REQUIREMENTS
Comb through the entries for "duration" and pull out each line that holds it.

====== DATASET EXCERPTS ======

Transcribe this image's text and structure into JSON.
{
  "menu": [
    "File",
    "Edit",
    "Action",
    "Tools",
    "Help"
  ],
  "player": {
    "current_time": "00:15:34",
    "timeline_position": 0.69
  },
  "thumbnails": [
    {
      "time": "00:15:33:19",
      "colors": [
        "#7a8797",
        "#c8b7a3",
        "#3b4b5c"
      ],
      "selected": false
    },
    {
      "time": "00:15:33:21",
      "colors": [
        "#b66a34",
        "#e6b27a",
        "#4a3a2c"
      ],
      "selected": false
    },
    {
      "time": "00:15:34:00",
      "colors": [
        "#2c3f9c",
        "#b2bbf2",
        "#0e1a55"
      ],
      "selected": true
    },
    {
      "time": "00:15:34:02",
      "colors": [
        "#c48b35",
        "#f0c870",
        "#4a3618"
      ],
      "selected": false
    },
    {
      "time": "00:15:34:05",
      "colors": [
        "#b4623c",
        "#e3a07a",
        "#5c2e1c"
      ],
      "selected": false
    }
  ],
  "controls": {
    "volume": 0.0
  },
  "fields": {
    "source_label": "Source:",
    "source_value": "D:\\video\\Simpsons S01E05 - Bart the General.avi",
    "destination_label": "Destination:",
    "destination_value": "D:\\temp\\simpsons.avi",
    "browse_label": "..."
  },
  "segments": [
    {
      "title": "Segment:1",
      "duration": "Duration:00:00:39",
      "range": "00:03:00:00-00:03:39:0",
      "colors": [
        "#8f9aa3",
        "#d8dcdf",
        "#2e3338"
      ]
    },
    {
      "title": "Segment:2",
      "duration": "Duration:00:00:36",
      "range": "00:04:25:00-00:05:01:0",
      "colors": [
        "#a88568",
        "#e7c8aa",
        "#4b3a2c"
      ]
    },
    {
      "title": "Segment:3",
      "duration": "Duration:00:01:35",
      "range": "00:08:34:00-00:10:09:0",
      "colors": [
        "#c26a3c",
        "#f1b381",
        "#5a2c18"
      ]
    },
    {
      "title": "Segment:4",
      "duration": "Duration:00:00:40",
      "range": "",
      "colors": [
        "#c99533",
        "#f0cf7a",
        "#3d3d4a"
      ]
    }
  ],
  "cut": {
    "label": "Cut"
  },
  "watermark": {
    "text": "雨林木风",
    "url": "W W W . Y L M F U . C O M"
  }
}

======

EXERCISE RESULT
      "duration": "Duration:00:00:39",
      "duration": "Duration:00:00:36",
      "duration": "Duration:00:01:35",
      "duration": "Duration:00:00:40",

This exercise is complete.